JOBS:
1: In the post about family and work pressures, what does the boys' mum do when she starts playing up again over the last couple of weeks?
2: Could you copy the post about family and work pressures word for word, between "We started getting" and "and drop offs).", inclusive?

SELECTED EXTRACT:
Prior to this OH had a job working away on a rotation of 10 days away, 4 days back. He took time off work when the boys came to live with us and then tried to find some work locally, which he struggled to find. He found a job which was away during the week and back at weekends but we only managed about a month of that as it was so hard for us at home. He managed to get a job about an hour from home and commuted each day, but it was really badly paid and a zero hours contract, also it was project-based so once this one was done, they could send him on another job anywhere in the country. We both had decent savings before but these were decimated. Then last year I very unexpectedly fell pregnant again, despite being on contraception. Initially we discussed terminating due to our circumstances but I couldn't go through with it. I had previously been told that I wouldn't be able to get pregnant without IVF so OD herself was enough of a surprise. I knew if I did it I would end up resenting OH and my SKs as it was only because of our current situation that I would be doing it and it felt like I would be getting rid of my own child in order to raise the children my partner had with someone else. We decided to keep the baby, knowing how hard it would be.

A promoted post came up at my work, a position I have done before and knew I could do well so I went for it and got it. It was only a couple of hundred extra a month but I figured it would help at least. What I didn't know though was that the last two people who had been in post had been signed off for long periods and eventually left due to stress, meaning that the department was in absolutely chaos, alongside there being crazy expectations of the person in post by the boss (which is what I think caused the stress for them in the first place). I'm expected to work way beyond my contracted hours, meaning that most of the extra money goes on childcare anyway. I wish I'd never taken the job. It is so so stressful and just not worth it but now I've taken it I can't get out because my old post has been filled and there are very few jobs available in my sector right now. Last week I got slapped in the face, spat on and nipped to the point of bleeding. Despite being pregnant I'm constantly called to deal with issues with behaviour, including with violent kids. But that's not the part of the job that's the hardest, it's the crazy expectations of what I am able to do in an unrealistic time frame plus more (which wouldn't be appropriate for me to post here).

We started getting to the point where we were defaulting on payments and so OH decided that the only way of us getting through financially was for him to go back to his old job. At first we really argued over this but I couldn't come up with any alternative solutions and neither could he. Things with the boys' mum seemed to have settled down a bit and were going pretty smoothly so I started thinking maybe I could do it and it would be fine. He contacted his old boss, got it all set up to return again. Since then, somehow on cue, the boys' mum has started playing up again over the last couple of weeks, abusive messages, turning up at hours that she isn't due to have them and banging and shouting at the door, refusing to bring them back to us unless we go get them (court order states that she is to do pick ups and drop offs).

OH left today for his first 10 days and I'm terrified. I feel like I could do my job and cope with it if I was coming home to a relaxed house, but I'm not. I come home to two children who are exactly like many of the kids I work with and I'm needing to deal with the same traumas. I feel like I don't have anywhere to feel at ease or relaxed.

Bounding box annotations:

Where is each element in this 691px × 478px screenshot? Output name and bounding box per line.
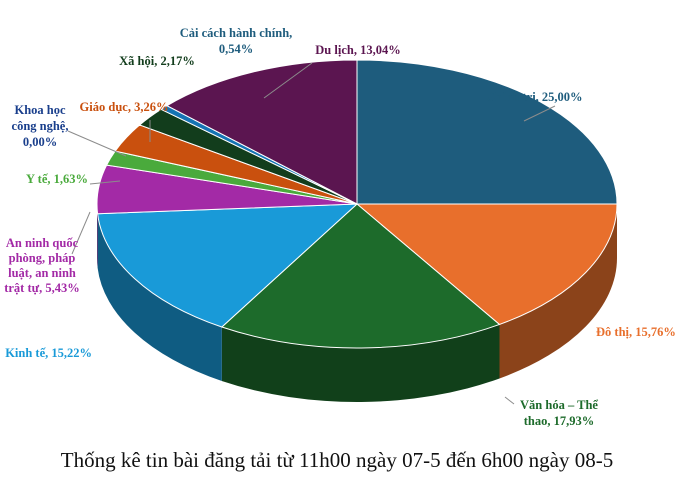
leader-line [504,396,515,405]
data-label-cai-cach-hanh-chinh: Cải cách hành chính, 0,54% [180,26,293,56]
data-labels: Chính trị, 25,00% Đô thị, 15,76% Văn hóa –… [4,26,676,428]
pie-slice-kinh-te [97,203,359,328]
data-label-van-hoa-the-thao: Văn hóa – Thể thao, 17,93% [520,398,598,428]
pie-slice-du-lich [165,59,358,205]
leader-line [523,105,556,122]
data-label-do-thi: Đô thị, 15,76% [596,325,676,339]
data-label-giao-duc: Giáo dục, 3,26% [80,100,169,114]
pie-side-do-thi [499,204,617,379]
data-label-y-te: Y tế, 1,63% [26,172,88,186]
data-label-kinh-te: Kinh tế, 15,22% [5,346,92,360]
pie-side-an-ninh-quoc-phong-phap-luat-an-ninh-trat-tu [97,204,98,268]
leader-line [67,130,127,157]
leader-line [263,62,313,99]
chart-title: Thống kê tin bài đăng tải từ 11h00 ngày … [61,448,613,472]
data-label-chinh-tri: Chính trị, 25,00% [486,90,583,104]
leader-line [71,211,91,255]
pie-slice-do-thi [355,203,618,326]
pie-side-kinh-te [97,213,222,382]
leader-lines [67,62,556,405]
data-label-an-ninh-quoc-phong-phap-luat-an-ninh-trat-tu: An ninh quốc phòng, pháp luật, an ninh trật… [4,236,80,295]
pie-slice-chinh-tri [356,59,618,205]
data-label-khoa-hoc-cong-nghe: Khoa học công nghệ, 0,00% [12,103,69,149]
pie-slice-van-hoa-the-thao [220,203,501,349]
data-label-xa-hoi: Xã hội, 2,17% [119,54,195,68]
leader-line [89,180,121,185]
data-label-du-lich: Du lịch, 13,04% [315,43,400,57]
pie-slices [96,59,618,349]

EXPECTED RESULTS:
1:
- Sends abusive messages
- Turns up at hours when she isn't due to have them
- Bangs and shouts at the door
- Refuses to bring them back unless they go get them

2:
We started getting to the point where we were defaulting on payments and so OH decided that the only way of us getting through financially was for him to go back to his old job. At first we really argued over this but I couldn't come up with any alternative solutions and neither could he. Things with the boys' mum seemed to have settled down a bit and were going pretty smoothly so I started thinking maybe I could do it and it would be fine. He contacted his old boss, got it all set up to return again. Since then, somehow on cue, the boys' mum has started playing up again over the last couple of weeks, abusive messages, turning up at hours that she isn't due to have them and banging and shouting at the door, refusing to bring them back to us unless we go get them (court order states that she is to do pick ups and drop offs).